## EXERCISE PROMPT:
Copy out all the entries exactly.

## DATASET EXTRACT:
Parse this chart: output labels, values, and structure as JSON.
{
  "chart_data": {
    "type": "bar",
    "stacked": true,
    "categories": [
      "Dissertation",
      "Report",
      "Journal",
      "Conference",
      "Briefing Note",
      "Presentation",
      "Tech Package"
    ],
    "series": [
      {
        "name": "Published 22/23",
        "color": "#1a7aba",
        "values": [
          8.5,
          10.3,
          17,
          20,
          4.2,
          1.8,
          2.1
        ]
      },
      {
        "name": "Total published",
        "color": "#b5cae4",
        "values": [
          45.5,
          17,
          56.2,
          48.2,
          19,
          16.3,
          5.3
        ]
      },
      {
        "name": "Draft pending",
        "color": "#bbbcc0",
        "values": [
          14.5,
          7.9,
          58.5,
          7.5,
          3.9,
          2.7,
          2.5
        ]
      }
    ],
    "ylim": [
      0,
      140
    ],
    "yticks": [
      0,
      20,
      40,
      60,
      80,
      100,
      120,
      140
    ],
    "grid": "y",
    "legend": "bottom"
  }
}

## FINAL ANSWER:
Parse this chart: output labels, values, and structure as JSON.
{
  "chart_data": {
    "type": "bar",
    "stacked": true,
    "categories": [
      "Dissertation",
      "Report",
      "Journal",
      "Conference",
      "Briefing Note",
      "Presentation",
      "Tech Package"
    ],
    "series": [
      {
        "name": "Published 22/23",
        "color": "#1a7aba",
        "values": [
          8.5,
          10.3,
          17,
          20,
          4.2,
          1.8,
          2.1
        ]
      },
      {
        "name": "Total published",
        "color": "#b5cae4",
        "values": [
          45.5,
          17,
          56.2,
          48.2,
          19,
          16.3,
          5.3
        ]
      },
      {
        "name": "Draft pending",
        "color": "#bbbcc0",
        "values": [
          14.5,
          7.9,
          58.5,
          7.5,
          3.9,
          2.7,
          2.5
        ]
      }
    ],
    "ylim": [
      0,
      140
    ],
    "yticks": [
      0,
      20,
      40,
      60,
      80,
      100,
      120,
      140
    ],
    "grid": "y",
    "legend": "bottom"
  }
}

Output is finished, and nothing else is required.